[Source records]
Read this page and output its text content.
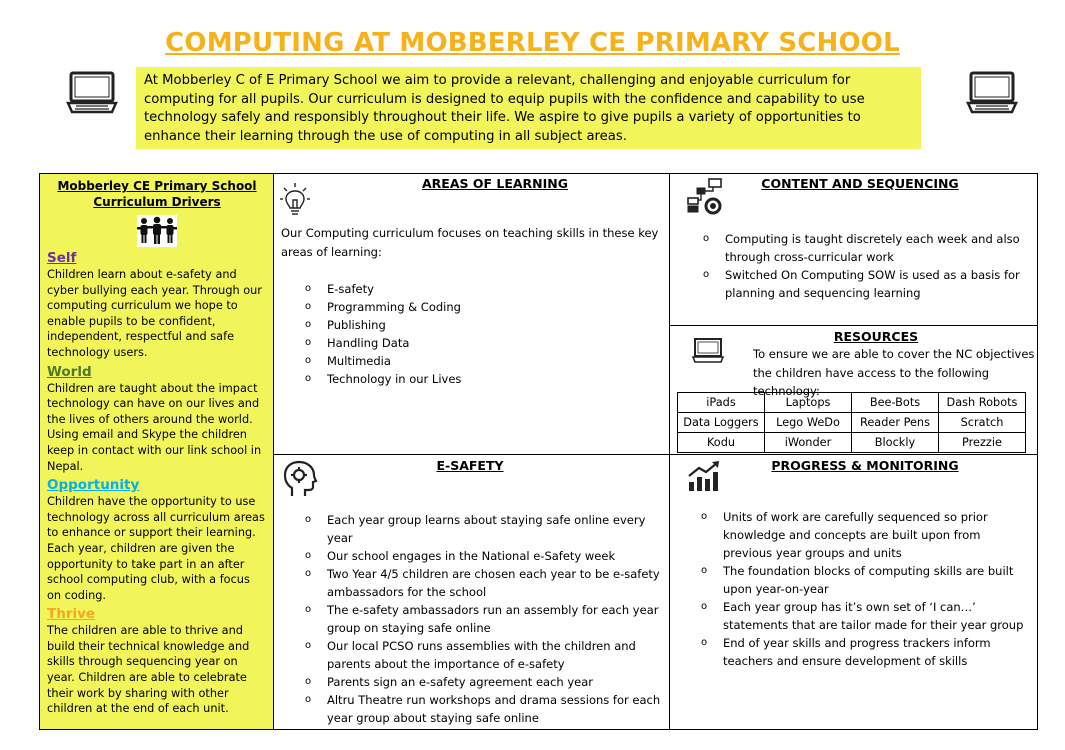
COMPUTING AT MOBBERLEY CE PRIMARY SCHOOL
At Mobberley C of E Primary School we aim to provide a relevant, challenging and enjoyable curriculum for computing for all pupils. Our curriculum is designed to equip pupils with the confidence and capability to use technology safely and responsibly throughout their life. We aspire to give pupils a variety of opportunities to enhance their learning through the use of computing in all subject areas.
Mobberley CE Primary School Curriculum Drivers
Self
Children learn about e-safety and cyber bullying each year. Through our computing curriculum we hope to enable pupils to be confident, independent, respectful and safe technology users.
World
Children are taught about the impact technology can have on our lives and the lives of others around the world. Using email and Skype the children keep in contact with our link school in Nepal.
Opportunity
Children have the opportunity to use technology across all curriculum areas to enhance or support their learning.
Each year, children are given the opportunity to take part in an after school computing club, with a focus on coding.
Thrive
The children are able to thrive and build their technical knowledge and skills through sequencing year on year. Children are able to celebrate their work by sharing with other children at the end of each unit.
AREAS OF LEARNING
Our Computing curriculum focuses on teaching skills in these key areas of learning:
o E-safety
o Programming & Coding
o Publishing
o Handling Data
o Multimedia
o Technology in our Lives
CONTENT AND SEQUENCING
o Computing is taught discretely each week and also through cross-curricular work
o Switched On Computing SOW is used as a basis for planning and sequencing learning
RESOURCES
To ensure we are able to cover the NC objectives the children have access to the following technology:
iPads	Laptops	Bee-Bots	Dash Robots
Data Loggers	Lego WeDo	Reader Pens	Scratch
Kodu	iWonder	Blockly	Prezzie
E-SAFETY
o Each year group learns about staying safe online every year
o Our school engages in the National e-Safety week
o Two Year 4/5 children are chosen each year to be e-safety ambassadors for the school
o The e-safety ambassadors run an assembly for each year group on staying safe online
o Our local PCSO runs assemblies with the children and parents about the importance of e-safety
o Parents sign an e-safety agreement each year
o Altru Theatre run workshops and drama sessions for each year group about staying safe online
PROGRESS & MONITORING
o Units of work are carefully sequenced so prior knowledge and concepts are built upon from previous year groups and units
o The foundation blocks of computing skills are built upon year-on-year
o Each year group has it’s own set of ‘I can…’ statements that are tailor made for their year group
o End of year skills and progress trackers inform teachers and ensure development of skills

THE PROBLEM =
Without the pictures, repeat the listing above exactly.

OUTPUT =
Read this page and output its text content.
COMPUTING AT MOBBERLEY CE PRIMARY SCHOOL
At Mobberley C of E Primary School we aim to provide a relevant, challenging and enjoyable curriculum for computing for all pupils. Our curriculum is designed to equip pupils with the confidence and capability to use technology safely and responsibly throughout their life. We aspire to give pupils a variety of opportunities to enhance their learning through the use of computing in all subject areas.
Mobberley CE Primary School Curriculum Drivers
Self
Children learn about e-safety and cyber bullying each year. Through our computing curriculum we hope to enable pupils to be confident, independent, respectful and safe technology users.
World
Children are taught about the impact technology can have on our lives and the lives of others around the world. Using email and Skype the children keep in contact with our link school in Nepal.
Opportunity
Children have the opportunity to use technology across all curriculum areas to enhance or support their learning.
Each year, children are given the opportunity to take part in an after school computing club, with a focus on coding.
Thrive
The children are able to thrive and build their technical knowledge and skills through sequencing year on year. Children are able to celebrate their work by sharing with other children at the end of each unit.
AREAS OF LEARNING
Our Computing curriculum focuses on teaching skills in these key areas of learning:
o E-safety
o Programming & Coding
o Publishing
o Handling Data
o Multimedia
o Technology in our Lives
CONTENT AND SEQUENCING
o Computing is taught discretely each week and also through cross-curricular work
o Switched On Computing SOW is used as a basis for planning and sequencing learning
RESOURCES
To ensure we are able to cover the NC objectives the children have access to the following technology:
iPads	Laptops	Bee-Bots	Dash Robots
Data Loggers	Lego WeDo	Reader Pens	Scratch
Kodu	iWonder	Blockly	Prezzie
E-SAFETY
o Each year group learns about staying safe online every year
o Our school engages in the National e-Safety week
o Two Year 4/5 children are chosen each year to be e-safety ambassadors for the school
o The e-safety ambassadors run an assembly for each year group on staying safe online
o Our local PCSO runs assemblies with the children and parents about the importance of e-safety
o Parents sign an e-safety agreement each year
o Altru Theatre run workshops and drama sessions for each year group about staying safe online
PROGRESS & MONITORING
o Units of work are carefully sequenced so prior knowledge and concepts are built upon from previous year groups and units
o The foundation blocks of computing skills are built upon year-on-year
o Each year group has it’s own set of ‘I can…’ statements that are tailor made for their year group
o End of year skills and progress trackers inform teachers and ensure development of skills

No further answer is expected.